### Given request
List all lines in the material below that contain "teams".

### Listed records
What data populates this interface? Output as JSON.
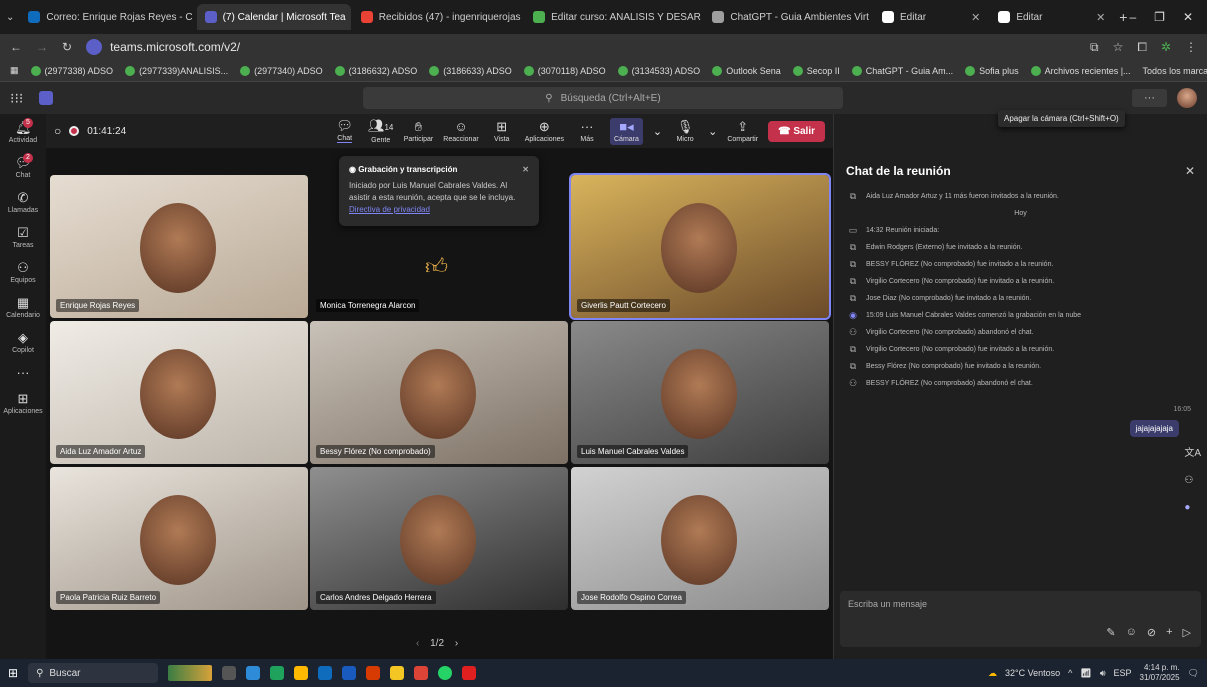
{
  "browser": {
    "tabs": [
      {
        "label": "Correo: Enrique Rojas Reyes - C",
        "color": "#0f6cbd"
      },
      {
        "label": "(7) Calendar | Microsoft Tea",
        "color": "#5b5fc7",
        "active": true
      },
      {
        "label": "Recibidos (47) - ingenriquerojas",
        "color": "#ea4335"
      },
      {
        "label": "Editar curso: ANALISIS Y DESAR",
        "color": "#4caf50"
      },
      {
        "label": "ChatGPT - Guia Ambientes Virt",
        "color": "#9e9e9e"
      },
      {
        "label": "Editar",
        "color": "#ffffff"
      },
      {
        "label": "Editar",
        "color": "#ffffff"
      }
    ],
    "url": "teams.microsoft.com/v2/",
    "bookmarks": [
      "(2977338) ADSO",
      "(2977339)ANALISIS...",
      "(2977340) ADSO",
      "(3186632) ADSO",
      "(3186633) ADSO",
      "(3070118) ADSO",
      "(3134533) ADSO",
      "Outlook Sena",
      "Secop II",
      "ChatGPT - Guia Am...",
      "Sofia plus",
      "Archivos recientes |..."
    ],
    "all_bookmarks": "Todos los marcadores"
  },
  "teams": {
    "search_placeholder": "Búsqueda (Ctrl+Alt+E)",
    "rail": [
      {
        "label": "Actividad",
        "icon": "bell-icon",
        "badge": "5"
      },
      {
        "label": "Chat",
        "icon": "chat-icon",
        "badge": "2"
      },
      {
        "label": "Llamadas",
        "icon": "phone-icon"
      },
      {
        "label": "Tareas",
        "icon": "tasks-icon"
      },
      {
        "label": "Equipos",
        "icon": "teams-icon"
      },
      {
        "label": "Calendario",
        "icon": "calendar-icon"
      },
      {
        "label": "Copilot",
        "icon": "copilot-icon"
      },
      {
        "label": "...",
        "icon": "more-icon"
      },
      {
        "label": "Aplicaciones",
        "icon": "apps-icon"
      }
    ]
  },
  "meeting": {
    "timer": "01:41:24",
    "toolbar": {
      "chat": "Chat",
      "people": "Gente",
      "people_count": "14",
      "participate": "Participar",
      "react": "Reaccionar",
      "view": "Vista",
      "apps": "Aplicaciones",
      "more": "Más",
      "camera": "Cámara",
      "mic": "Micro",
      "share": "Compartir",
      "leave": "Salir"
    },
    "tooltip": "Apagar la cámara (Ctrl+Shift+O)",
    "recording_notice": {
      "title": "Grabación y transcripción",
      "body": "Iniciado por Luis Manuel Cabrales Valdes. Al asistir a esta reunión, acepta que se le incluya.",
      "link": "Directiva de privacidad"
    },
    "participants": [
      "Enrique Rojas Reyes",
      "Monica Torrenegra Alarcon",
      "Giverlis Pautt Cortecero",
      "Aida Luz Amador Artuz",
      "Bessy Flórez (No comprobado)",
      "Luis Manuel Cabrales Valdes",
      "Paola Patricia Ruiz Barreto",
      "Carlos Andres Delgado Herrera",
      "Jose Rodolfo Ospino Correa"
    ],
    "pager": "1/2"
  },
  "chat": {
    "title": "Chat de la reunión",
    "events": [
      {
        "icon": "invite-icon",
        "text": "Aida Luz Amador Artuz y 11 más fueron invitados a la reunión."
      },
      {
        "icon": "",
        "text": "Hoy"
      },
      {
        "icon": "meeting-icon",
        "text": "14:32   Reunión iniciada:"
      },
      {
        "icon": "invite-icon",
        "text": "Edwin Rodgers (Externo) fue invitado a la reunión."
      },
      {
        "icon": "invite-icon",
        "text": "BESSY FLÓREZ (No comprobado) fue invitado a la reunión."
      },
      {
        "icon": "invite-icon",
        "text": "Virgilio Cortecero (No comprobado) fue invitado a la reunión."
      },
      {
        "icon": "invite-icon",
        "text": "Jose Diaz (No comprobado) fue invitado a la reunión."
      },
      {
        "icon": "record-icon",
        "text": "15:09   Luis Manuel Cabrales Valdes comenzó la grabación en la nube"
      },
      {
        "icon": "leave-icon",
        "text": "Virgilio Cortecero (No comprobado) abandonó el chat."
      },
      {
        "icon": "invite-icon",
        "text": "Virgilio Cortecero (No comprobado) fue invitado a la reunión."
      },
      {
        "icon": "invite-icon",
        "text": "Bessy Flórez (No comprobado) fue invitado a la reunión."
      },
      {
        "icon": "leave-icon",
        "text": "BESSY FLÓREZ (No comprobado) abandonó el chat."
      }
    ],
    "message_time": "16:05",
    "message": "jajajajajaja",
    "composer_placeholder": "Escriba un mensaje"
  },
  "taskbar": {
    "search": "Buscar",
    "weather": "32°C  Ventoso",
    "lang": "ESP",
    "time": "4:14 p. m.",
    "date": "31/07/2025"
  }
}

### Answer below
    "url": "teams.microsoft.com/v2/",
  "teams": {
        "icon": "teams-icon"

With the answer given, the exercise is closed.